Extract every line starting at the line that contains "Transcribe the text in this document." and ending with the final line of the data, inclusive; give only those lines, word for word.

#### Records for this task

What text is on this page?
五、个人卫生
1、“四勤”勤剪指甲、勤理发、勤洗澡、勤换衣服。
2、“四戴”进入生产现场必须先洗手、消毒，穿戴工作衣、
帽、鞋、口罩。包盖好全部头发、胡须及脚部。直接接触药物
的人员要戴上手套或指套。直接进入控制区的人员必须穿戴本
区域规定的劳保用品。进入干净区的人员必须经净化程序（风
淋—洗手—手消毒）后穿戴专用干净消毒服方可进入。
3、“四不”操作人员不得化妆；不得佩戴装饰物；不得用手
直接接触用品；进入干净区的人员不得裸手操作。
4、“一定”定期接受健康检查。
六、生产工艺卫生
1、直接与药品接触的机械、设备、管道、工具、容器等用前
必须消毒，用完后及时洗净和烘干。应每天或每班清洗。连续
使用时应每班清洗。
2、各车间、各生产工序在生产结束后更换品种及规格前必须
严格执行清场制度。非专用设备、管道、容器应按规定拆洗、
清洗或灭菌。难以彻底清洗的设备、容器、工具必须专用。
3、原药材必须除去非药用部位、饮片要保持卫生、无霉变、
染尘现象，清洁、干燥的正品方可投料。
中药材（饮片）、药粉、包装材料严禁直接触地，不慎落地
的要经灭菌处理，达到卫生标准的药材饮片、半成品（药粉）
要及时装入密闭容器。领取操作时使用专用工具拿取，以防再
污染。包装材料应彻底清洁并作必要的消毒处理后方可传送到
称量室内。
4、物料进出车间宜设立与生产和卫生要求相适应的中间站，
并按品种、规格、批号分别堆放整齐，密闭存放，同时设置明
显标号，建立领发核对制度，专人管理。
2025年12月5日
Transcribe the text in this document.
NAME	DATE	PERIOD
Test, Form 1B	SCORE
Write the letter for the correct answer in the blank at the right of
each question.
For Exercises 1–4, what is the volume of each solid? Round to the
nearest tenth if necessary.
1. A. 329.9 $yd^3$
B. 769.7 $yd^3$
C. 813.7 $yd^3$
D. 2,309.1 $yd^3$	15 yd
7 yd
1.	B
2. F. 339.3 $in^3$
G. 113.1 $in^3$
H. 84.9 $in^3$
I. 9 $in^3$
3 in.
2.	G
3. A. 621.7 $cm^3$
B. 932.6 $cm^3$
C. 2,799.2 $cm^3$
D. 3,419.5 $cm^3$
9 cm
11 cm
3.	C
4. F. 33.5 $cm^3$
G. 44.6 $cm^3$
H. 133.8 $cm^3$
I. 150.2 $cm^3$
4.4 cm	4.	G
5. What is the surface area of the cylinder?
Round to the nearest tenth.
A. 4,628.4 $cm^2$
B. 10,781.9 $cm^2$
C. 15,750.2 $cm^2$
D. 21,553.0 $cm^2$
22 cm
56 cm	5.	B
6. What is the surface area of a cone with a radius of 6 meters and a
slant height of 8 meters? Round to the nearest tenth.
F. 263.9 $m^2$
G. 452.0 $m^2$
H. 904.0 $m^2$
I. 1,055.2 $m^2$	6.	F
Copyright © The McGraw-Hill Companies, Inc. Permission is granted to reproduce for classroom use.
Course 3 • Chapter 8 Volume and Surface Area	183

########

*Result of this exercise:*
Transcribe the text in this document.
NAME	DATE	PERIOD
Test, Form 1B	SCORE
Write the letter for the correct answer in the blank at the right of
each question.
For Exercises 1–4, what is the volume of each solid? Round to the
nearest tenth if necessary.
1. A. 329.9 $yd^3$
B. 769.7 $yd^3$
C. 813.7 $yd^3$
D. 2,309.1 $yd^3$	15 yd
7 yd
1.	B
2. F. 339.3 $in^3$
G. 113.1 $in^3$
H. 84.9 $in^3$
I. 9 $in^3$
3 in.
2.	G
3. A. 621.7 $cm^3$
B. 932.6 $cm^3$
C. 2,799.2 $cm^3$
D. 3,419.5 $cm^3$
9 cm
11 cm
3.	C
4. F. 33.5 $cm^3$
G. 44.6 $cm^3$
H. 133.8 $cm^3$
I. 150.2 $cm^3$
4.4 cm	4.	G
5. What is the surface area of the cylinder?
Round to the nearest tenth.
A. 4,628.4 $cm^2$
B. 10,781.9 $cm^2$
C. 15,750.2 $cm^2$
D. 21,553.0 $cm^2$
22 cm
56 cm	5.	B
6. What is the surface area of a cone with a radius of 6 meters and a
slant height of 8 meters? Round to the nearest tenth.
F. 263.9 $m^2$
G. 452.0 $m^2$
H. 904.0 $m^2$
I. 1,055.2 $m^2$	6.	F
Copyright © The McGraw-Hill Companies, Inc. Permission is granted to reproduce for classroom use.
Course 3 • Chapter 8 Volume and Surface Area	183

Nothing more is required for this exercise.